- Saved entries
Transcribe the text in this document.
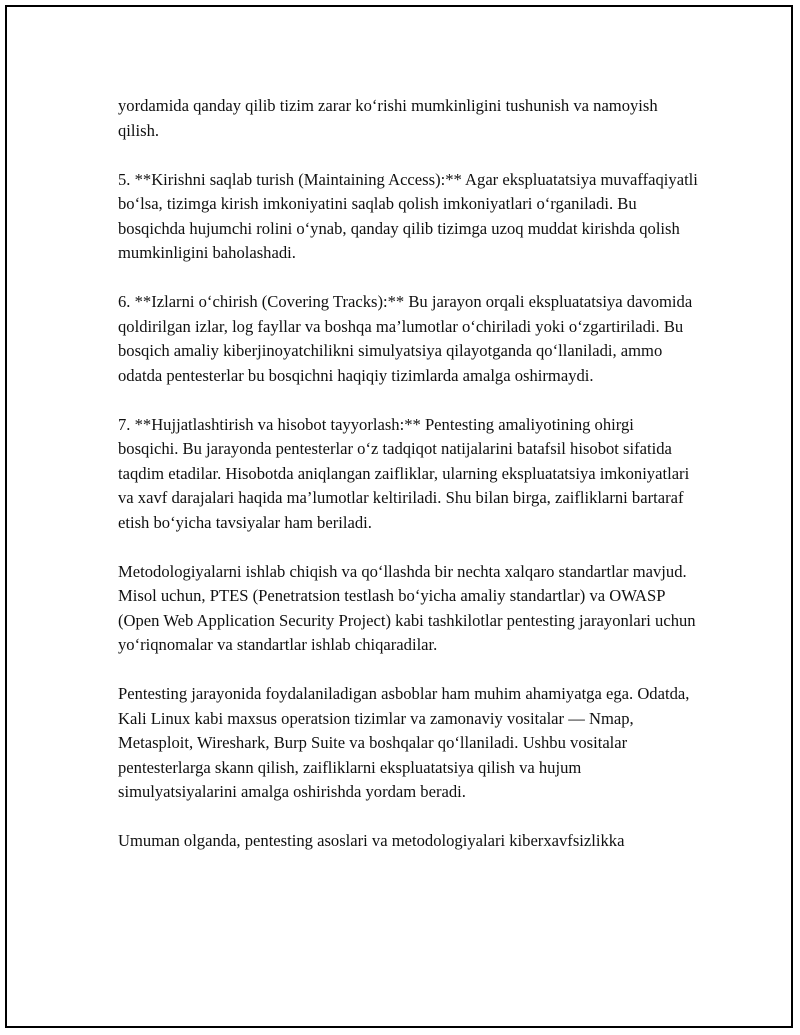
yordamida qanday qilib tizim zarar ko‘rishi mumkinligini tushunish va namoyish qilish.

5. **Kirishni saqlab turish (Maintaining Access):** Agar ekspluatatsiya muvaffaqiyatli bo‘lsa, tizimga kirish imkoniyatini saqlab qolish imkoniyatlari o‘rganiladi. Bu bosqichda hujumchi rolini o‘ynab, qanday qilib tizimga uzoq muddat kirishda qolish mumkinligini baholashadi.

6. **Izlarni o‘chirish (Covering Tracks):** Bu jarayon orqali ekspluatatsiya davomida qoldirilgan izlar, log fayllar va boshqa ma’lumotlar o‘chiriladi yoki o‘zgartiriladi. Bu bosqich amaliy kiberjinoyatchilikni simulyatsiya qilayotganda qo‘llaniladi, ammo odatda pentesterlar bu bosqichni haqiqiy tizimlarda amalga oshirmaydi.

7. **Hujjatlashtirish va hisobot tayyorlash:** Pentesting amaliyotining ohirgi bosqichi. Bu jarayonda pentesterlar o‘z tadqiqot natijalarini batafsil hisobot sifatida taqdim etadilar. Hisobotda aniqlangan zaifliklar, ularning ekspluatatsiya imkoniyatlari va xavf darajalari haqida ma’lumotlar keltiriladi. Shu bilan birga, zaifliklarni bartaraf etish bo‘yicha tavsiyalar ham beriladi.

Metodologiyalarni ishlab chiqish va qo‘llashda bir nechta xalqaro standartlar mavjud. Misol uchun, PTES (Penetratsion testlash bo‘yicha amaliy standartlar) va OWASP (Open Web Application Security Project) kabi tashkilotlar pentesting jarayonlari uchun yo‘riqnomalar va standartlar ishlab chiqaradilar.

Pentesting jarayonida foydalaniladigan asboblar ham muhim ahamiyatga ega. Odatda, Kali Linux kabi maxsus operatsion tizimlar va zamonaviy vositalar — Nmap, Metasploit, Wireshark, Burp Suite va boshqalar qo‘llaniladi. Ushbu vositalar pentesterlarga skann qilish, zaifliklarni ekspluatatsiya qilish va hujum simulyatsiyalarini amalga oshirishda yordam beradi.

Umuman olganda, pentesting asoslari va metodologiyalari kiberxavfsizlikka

- WHAT THE TASK REQUIRES
Go through the entries above and print each one exactly, minus the pictures.

- ANSWER TO THE EXERCISE
Transcribe the text in this document.
yordamida qanday qilib tizim zarar ko‘rishi mumkinligini tushunish va namoyish qilish.

5. **Kirishni saqlab turish (Maintaining Access):** Agar ekspluatatsiya muvaffaqiyatli bo‘lsa, tizimga kirish imkoniyatini saqlab qolish imkoniyatlari o‘rganiladi. Bu bosqichda hujumchi rolini o‘ynab, qanday qilib tizimga uzoq muddat kirishda qolish mumkinligini baholashadi.

6. **Izlarni o‘chirish (Covering Tracks):** Bu jarayon orqali ekspluatatsiya davomida qoldirilgan izlar, log fayllar va boshqa ma’lumotlar o‘chiriladi yoki o‘zgartiriladi. Bu bosqich amaliy kiberjinoyatchilikni simulyatsiya qilayotganda qo‘llaniladi, ammo odatda pentesterlar bu bosqichni haqiqiy tizimlarda amalga oshirmaydi.

7. **Hujjatlashtirish va hisobot tayyorlash:** Pentesting amaliyotining ohirgi bosqichi. Bu jarayonda pentesterlar o‘z tadqiqot natijalarini batafsil hisobot sifatida taqdim etadilar. Hisobotda aniqlangan zaifliklar, ularning ekspluatatsiya imkoniyatlari va xavf darajalari haqida ma’lumotlar keltiriladi. Shu bilan birga, zaifliklarni bartaraf etish bo‘yicha tavsiyalar ham beriladi.

Metodologiyalarni ishlab chiqish va qo‘llashda bir nechta xalqaro standartlar mavjud. Misol uchun, PTES (Penetratsion testlash bo‘yicha amaliy standartlar) va OWASP (Open Web Application Security Project) kabi tashkilotlar pentesting jarayonlari uchun yo‘riqnomalar va standartlar ishlab chiqaradilar.

Pentesting jarayonida foydalaniladigan asboblar ham muhim ahamiyatga ega. Odatda, Kali Linux kabi maxsus operatsion tizimlar va zamonaviy vositalar — Nmap, Metasploit, Wireshark, Burp Suite va boshqalar qo‘llaniladi. Ushbu vositalar pentesterlarga skann qilish, zaifliklarni ekspluatatsiya qilish va hujum simulyatsiyalarini amalga oshirishda yordam beradi.

Umuman olganda, pentesting asoslari va metodologiyalari kiberxavfsizlikka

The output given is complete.